+++ Brano proposto
Lo scavo è profondo, tanto da poterci buttare dentro ogni questione, dalla coraggiosa e purtroppo luttuosa battaglia contro il Covid a quella contro la corruzione, all’economia estenuata dalla sua endemica sottocapitalizzazione, ai ritardi dello sviluppo che ne sono derivati, alla povertà che rigurgita sotto i colpi della pandemia… Dagli opposti bordi della voragine lo scambio di accuse è incessante e non sempre privo di validi argomenti. Ciò non vuol dire tuttavia che tutto sia uguale a tutto. Il debito pubblico -ad esempio- è enorme e condiziona irrevocabilmente l’intervento sociale e ogni proposito del governo. Le Nazioni Unite hanno rinnovato in queste ore l’allarme già lanciato al riguardo dalla Commissione per l’America Latina e i Caraibi (CEPAL). Senza esserne l’unico, il governo di Mauricio Macri ne è oggi di gran lunga il maggiore responsabile.
Stupisce perciò numerosi osservatori, la nonchalance delle polemiche lanciate dall’opposizione macrista sulla “lentezza” con cui procedono le trattative in corso con il Fondo Monetario Internazionale (FMI) per la restituzione dei 44mila milioni di dollari prestati al precedente governo Macri, con modalità inedite e in violazione degli stessi protocolli dell’FMI. A condurre il negoziato è il responsabile dell’Economia, Martìn Guzmán, un super-specialista della materia, su cui ha compiuto studi internazionalmente riconosciuti. Meritandosi la fiducia del premio Nobel Joseph Stiglitz, che il celebre riconoscimento lo ha ricevuto per aver dimostrato che -al contrario di quanto recitano i rituali neo-liberisti-, i mercati non operano secondo gli equilibri ideali postulati dalla scuola classica, bensì nella più dubbiosa confusione e che la miracolosa “mano invisibile” di Thomas Smith semplicemente non esiste.
++++++
+++ Elenco dei dati
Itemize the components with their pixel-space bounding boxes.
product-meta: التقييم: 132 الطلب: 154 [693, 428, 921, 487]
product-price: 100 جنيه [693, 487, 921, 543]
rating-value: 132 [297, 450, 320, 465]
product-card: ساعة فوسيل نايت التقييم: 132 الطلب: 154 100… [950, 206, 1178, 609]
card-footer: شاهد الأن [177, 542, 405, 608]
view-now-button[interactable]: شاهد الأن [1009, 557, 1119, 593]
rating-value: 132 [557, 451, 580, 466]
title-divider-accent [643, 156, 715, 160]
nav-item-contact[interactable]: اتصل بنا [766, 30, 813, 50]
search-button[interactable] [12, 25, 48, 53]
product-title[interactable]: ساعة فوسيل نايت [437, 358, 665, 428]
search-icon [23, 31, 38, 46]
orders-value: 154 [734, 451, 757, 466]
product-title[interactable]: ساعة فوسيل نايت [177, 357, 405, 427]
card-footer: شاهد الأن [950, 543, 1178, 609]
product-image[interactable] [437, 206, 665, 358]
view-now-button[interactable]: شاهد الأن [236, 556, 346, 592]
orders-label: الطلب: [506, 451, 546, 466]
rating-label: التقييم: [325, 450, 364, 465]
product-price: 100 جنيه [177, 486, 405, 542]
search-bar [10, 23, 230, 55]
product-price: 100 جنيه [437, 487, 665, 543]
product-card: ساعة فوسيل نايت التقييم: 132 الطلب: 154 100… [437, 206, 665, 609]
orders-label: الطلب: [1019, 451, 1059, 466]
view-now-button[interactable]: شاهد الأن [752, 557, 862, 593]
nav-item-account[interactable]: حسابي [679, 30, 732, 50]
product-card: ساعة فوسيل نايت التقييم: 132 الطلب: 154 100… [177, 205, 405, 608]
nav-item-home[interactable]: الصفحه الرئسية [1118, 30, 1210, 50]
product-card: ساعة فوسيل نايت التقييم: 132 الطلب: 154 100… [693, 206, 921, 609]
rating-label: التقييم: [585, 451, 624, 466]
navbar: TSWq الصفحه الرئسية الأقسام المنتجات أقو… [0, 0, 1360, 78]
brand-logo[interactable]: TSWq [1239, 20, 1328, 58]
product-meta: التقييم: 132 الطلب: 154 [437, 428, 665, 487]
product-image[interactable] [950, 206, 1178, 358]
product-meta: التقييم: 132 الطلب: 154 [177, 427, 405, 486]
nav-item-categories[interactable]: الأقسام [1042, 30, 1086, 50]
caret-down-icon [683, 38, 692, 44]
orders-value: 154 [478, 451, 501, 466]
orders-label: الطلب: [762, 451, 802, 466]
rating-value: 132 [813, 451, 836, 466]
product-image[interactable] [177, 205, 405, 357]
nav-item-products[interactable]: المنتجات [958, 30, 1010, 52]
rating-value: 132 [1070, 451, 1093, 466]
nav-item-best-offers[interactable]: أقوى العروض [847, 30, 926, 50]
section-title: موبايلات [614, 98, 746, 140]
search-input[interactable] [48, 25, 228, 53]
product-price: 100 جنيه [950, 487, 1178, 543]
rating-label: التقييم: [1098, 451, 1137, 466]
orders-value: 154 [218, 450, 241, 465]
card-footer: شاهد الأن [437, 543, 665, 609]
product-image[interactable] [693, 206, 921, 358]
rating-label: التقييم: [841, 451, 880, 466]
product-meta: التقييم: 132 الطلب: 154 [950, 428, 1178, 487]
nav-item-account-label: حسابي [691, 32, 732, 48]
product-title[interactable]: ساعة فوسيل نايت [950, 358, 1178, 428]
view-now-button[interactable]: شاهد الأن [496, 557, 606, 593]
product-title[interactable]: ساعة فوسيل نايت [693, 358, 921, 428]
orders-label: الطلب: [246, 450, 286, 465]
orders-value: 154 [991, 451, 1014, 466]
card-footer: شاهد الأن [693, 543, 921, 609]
++++++
* _Esercizi_:
(1) Elenca, per favore, tutti gli organismi internazionali citati nel brano sul debito pubblico.
(2) Continua il brano sul debito pubblico, riprendendo subito dopo la sua ultima frase.

* _Soluzioni_:
(1) Nazioni Unite; Commissione per l'America Latina e i Caraibi (CEPAL); Fondo Monetario Internazionale (FMI)

(2)
Esaurire l’opposizione nella quotidiana denuncia di subdole macchinazioni in ogni azione di governo (il lock-down contro il Covid per limitare le libertà personali, l’eventuale statizzazione di un’impresa fallita come l’alba dei soviet, l’isolazionismo dietro le difficoltà dei rapporti regionali, etc. etc.) e attribuire tutto a un peronismo che dal 1943 ha cambiato tante volte pelle senza smetterne mai nessuna, può risultare sterile e pericoloso. Oltre che una rappresentazione della realtà di scarso contenuto veridico. Certo, la grieta a una parte riflette lo spettro dello stato imprenditore (vorace, liberticida e inefficiente) e all’altra -specularmente-, il mostro della tendenza monopolica neo-liberista (cinica, onnivora e speculatrice). Ma come nel fiume di Eraclito, il tempo che vi scorre in mezzo potrebbe essere invece letto come l’impossibilità di rincorrere il passato e l’urgenza di misurare le sfide del presente per affrontarle.